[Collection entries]
■ ■ ■

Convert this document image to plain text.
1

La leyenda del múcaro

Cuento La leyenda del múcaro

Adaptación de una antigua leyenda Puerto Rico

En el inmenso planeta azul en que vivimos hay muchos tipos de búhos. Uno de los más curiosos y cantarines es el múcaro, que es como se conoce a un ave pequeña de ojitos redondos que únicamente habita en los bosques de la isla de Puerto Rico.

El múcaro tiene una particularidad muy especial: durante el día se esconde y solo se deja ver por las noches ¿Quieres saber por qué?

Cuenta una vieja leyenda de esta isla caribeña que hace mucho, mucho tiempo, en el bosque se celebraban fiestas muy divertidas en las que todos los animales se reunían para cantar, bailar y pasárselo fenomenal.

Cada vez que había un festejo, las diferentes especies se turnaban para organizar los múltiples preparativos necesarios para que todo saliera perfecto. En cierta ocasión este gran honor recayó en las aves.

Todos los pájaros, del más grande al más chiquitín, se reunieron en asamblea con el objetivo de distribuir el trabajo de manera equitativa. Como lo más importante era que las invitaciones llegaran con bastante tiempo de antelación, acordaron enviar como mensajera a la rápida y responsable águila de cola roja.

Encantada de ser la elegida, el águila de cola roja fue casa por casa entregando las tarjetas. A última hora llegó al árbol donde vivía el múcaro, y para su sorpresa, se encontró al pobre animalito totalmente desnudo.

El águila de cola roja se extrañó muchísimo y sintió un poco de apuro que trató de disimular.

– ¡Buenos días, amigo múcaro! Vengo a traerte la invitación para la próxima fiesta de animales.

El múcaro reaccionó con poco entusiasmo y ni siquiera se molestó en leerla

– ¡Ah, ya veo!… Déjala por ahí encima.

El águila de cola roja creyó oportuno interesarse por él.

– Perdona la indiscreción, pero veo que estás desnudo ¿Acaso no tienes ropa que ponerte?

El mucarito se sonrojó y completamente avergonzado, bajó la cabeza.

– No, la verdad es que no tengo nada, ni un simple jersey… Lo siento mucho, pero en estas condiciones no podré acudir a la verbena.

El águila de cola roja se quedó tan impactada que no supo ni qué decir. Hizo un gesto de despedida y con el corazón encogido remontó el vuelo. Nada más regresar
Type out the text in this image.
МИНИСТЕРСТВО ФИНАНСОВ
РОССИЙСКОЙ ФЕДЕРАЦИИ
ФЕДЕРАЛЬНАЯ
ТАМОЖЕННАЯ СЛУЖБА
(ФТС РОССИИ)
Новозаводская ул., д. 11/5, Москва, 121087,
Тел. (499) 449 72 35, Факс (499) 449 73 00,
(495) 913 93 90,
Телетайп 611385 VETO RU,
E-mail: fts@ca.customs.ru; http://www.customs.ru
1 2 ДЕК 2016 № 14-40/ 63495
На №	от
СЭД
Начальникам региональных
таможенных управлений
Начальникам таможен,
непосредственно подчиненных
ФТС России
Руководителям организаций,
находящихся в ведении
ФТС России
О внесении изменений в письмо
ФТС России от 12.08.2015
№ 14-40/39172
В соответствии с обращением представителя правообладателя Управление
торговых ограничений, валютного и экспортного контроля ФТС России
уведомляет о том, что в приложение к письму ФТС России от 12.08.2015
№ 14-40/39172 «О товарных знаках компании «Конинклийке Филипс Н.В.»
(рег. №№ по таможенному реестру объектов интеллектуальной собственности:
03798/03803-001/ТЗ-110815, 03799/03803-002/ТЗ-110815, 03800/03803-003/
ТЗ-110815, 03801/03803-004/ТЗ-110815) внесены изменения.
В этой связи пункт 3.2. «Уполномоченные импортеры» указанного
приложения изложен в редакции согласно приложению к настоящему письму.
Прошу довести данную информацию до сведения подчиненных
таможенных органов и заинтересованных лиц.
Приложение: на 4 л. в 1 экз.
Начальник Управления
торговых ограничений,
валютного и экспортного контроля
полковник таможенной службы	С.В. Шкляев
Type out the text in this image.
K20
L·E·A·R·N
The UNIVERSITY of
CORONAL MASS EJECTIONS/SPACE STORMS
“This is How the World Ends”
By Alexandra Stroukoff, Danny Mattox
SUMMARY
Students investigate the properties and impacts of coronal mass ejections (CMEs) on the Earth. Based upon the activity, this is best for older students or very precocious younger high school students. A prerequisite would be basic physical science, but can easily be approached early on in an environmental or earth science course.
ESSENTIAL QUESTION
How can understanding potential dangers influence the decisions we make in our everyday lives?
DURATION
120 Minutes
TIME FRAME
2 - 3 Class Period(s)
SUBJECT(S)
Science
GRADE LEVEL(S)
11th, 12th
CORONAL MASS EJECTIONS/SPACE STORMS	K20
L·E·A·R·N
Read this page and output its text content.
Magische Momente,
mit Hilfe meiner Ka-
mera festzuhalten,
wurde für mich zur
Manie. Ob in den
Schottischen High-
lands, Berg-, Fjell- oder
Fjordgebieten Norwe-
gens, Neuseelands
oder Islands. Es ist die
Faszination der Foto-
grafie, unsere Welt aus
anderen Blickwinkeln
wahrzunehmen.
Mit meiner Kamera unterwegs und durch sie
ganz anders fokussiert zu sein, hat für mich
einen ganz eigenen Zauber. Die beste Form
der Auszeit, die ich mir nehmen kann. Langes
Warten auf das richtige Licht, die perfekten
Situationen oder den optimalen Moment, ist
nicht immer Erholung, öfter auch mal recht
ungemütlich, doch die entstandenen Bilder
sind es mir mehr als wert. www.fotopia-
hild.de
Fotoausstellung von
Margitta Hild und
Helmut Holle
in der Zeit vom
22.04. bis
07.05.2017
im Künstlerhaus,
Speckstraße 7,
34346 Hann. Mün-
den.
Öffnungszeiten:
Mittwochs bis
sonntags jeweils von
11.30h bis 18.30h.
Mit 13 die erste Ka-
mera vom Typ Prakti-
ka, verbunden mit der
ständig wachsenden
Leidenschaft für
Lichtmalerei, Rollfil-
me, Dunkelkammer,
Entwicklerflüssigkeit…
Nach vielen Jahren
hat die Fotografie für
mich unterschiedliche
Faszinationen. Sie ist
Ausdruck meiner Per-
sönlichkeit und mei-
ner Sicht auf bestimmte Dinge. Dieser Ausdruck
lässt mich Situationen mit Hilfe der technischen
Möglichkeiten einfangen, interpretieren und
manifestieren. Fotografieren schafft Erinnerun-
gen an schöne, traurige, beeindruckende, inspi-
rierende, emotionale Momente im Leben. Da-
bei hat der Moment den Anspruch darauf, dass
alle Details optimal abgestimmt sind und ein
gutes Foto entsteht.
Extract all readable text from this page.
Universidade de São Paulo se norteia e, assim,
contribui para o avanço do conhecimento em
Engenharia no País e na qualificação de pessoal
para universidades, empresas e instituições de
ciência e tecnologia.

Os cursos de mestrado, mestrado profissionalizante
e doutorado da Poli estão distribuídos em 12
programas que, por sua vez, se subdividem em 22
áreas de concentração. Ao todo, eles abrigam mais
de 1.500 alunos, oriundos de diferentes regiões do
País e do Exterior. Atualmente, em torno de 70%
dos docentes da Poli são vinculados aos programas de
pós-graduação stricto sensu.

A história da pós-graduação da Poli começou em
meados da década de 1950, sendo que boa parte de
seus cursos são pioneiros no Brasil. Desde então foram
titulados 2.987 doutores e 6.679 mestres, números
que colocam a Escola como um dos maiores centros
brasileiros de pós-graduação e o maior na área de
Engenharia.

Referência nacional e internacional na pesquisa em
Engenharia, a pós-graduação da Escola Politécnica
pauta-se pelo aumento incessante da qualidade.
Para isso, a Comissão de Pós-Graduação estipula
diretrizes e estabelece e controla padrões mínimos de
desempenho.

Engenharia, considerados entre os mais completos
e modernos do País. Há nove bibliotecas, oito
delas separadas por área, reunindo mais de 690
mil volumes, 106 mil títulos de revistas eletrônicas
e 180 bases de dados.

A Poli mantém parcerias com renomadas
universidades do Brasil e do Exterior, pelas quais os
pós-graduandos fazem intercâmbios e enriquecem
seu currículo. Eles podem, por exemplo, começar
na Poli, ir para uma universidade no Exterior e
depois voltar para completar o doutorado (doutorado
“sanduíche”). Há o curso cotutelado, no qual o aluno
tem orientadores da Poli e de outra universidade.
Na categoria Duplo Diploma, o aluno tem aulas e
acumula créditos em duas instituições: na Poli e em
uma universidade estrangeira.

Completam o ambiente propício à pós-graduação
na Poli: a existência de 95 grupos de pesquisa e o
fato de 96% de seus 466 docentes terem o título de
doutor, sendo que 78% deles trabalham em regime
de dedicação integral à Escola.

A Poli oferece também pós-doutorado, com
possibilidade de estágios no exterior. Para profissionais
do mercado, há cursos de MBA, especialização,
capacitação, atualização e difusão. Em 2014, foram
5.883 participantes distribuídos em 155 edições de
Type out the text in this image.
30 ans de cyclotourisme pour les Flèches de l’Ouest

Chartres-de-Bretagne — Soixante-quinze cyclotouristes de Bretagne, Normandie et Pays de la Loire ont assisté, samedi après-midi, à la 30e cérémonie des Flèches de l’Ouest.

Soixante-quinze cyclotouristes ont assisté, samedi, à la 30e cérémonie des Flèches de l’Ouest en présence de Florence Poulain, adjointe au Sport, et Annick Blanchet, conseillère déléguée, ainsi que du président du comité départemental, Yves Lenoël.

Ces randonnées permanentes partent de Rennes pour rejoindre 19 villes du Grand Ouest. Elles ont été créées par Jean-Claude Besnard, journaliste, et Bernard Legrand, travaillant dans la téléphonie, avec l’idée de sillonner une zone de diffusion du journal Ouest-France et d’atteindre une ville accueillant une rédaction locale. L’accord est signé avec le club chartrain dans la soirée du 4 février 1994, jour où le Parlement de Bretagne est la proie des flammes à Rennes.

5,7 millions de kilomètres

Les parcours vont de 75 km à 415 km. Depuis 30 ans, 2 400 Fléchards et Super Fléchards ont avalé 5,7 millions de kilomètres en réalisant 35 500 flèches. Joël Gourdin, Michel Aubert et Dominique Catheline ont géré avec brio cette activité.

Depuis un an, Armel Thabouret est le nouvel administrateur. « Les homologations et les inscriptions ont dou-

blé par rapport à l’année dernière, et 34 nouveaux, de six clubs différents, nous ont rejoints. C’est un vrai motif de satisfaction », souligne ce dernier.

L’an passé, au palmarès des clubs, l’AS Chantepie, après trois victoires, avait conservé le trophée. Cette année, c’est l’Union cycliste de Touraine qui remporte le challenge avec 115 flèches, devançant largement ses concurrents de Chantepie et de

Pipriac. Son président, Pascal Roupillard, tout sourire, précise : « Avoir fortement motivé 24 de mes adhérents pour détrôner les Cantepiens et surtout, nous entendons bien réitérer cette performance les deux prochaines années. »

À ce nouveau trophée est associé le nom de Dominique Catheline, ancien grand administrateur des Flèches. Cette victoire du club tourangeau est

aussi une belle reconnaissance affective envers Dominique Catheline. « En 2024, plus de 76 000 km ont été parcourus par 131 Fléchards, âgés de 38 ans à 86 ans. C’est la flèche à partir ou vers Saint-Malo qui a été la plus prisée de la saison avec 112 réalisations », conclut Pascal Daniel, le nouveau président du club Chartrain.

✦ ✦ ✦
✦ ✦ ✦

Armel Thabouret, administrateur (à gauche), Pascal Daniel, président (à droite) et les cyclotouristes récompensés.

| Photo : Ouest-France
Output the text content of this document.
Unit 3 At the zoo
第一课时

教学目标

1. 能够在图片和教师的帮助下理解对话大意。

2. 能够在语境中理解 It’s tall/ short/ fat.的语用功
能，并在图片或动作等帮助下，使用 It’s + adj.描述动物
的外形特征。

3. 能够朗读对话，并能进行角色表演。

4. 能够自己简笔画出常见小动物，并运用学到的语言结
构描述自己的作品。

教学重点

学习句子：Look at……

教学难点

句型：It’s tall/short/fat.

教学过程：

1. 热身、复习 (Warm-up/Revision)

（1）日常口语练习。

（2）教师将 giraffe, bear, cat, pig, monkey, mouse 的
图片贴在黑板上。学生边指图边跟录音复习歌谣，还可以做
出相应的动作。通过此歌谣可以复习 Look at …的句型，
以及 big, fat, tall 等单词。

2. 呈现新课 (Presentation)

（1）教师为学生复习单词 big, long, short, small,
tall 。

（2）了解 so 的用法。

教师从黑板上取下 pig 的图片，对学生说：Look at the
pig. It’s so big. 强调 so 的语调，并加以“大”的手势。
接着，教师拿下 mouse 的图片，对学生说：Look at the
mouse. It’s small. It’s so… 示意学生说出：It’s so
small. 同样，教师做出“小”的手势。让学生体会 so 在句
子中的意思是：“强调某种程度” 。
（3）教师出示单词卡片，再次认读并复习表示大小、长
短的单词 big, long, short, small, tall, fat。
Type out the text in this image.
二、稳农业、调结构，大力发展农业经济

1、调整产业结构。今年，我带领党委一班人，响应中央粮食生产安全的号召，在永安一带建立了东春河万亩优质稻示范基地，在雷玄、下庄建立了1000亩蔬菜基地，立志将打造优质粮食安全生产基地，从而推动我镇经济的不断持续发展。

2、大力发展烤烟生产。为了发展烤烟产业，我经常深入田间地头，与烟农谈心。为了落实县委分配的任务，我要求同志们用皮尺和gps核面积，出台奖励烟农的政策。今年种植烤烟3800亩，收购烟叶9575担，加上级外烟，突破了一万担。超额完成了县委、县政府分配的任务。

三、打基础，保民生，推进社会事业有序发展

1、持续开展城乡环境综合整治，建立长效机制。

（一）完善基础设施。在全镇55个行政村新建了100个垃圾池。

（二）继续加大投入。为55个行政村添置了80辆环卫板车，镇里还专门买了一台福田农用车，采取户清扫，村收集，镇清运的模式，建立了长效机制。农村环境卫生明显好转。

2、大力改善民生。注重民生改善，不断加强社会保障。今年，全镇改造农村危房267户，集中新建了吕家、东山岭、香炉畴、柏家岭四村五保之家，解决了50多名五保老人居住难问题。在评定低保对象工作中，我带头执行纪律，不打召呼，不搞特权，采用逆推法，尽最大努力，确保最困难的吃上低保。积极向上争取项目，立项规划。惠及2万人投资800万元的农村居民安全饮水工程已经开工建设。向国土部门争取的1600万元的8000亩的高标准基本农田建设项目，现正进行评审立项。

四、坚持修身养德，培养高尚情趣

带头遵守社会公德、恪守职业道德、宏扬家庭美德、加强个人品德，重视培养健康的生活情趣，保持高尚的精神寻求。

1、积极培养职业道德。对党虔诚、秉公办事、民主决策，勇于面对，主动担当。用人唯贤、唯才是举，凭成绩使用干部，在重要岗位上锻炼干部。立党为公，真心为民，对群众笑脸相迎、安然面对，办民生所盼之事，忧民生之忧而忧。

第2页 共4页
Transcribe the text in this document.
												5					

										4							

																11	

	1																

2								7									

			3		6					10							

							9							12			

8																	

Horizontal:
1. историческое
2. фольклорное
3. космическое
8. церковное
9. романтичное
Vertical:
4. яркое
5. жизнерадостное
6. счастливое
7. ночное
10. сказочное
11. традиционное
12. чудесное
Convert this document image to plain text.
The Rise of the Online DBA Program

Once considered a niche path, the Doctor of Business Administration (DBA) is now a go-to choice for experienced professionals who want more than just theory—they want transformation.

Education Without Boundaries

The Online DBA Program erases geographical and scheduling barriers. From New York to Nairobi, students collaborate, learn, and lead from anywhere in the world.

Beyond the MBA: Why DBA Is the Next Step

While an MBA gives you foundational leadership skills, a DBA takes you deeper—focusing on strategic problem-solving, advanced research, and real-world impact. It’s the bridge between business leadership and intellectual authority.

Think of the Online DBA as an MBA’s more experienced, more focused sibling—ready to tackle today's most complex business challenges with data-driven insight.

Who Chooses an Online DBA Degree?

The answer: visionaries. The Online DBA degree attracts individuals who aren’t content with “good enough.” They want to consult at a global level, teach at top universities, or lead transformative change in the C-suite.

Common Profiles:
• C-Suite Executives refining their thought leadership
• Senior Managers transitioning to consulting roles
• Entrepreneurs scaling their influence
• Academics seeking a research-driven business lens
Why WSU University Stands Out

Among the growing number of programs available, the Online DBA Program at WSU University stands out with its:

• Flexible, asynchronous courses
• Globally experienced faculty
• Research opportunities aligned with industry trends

■ ■ ■

--- OBJECTIVE ---
Of all the lines above, how many contain "experienced"? Give the number and nothing more.

--- SOLUTION TO THIS EXERCISE ---
3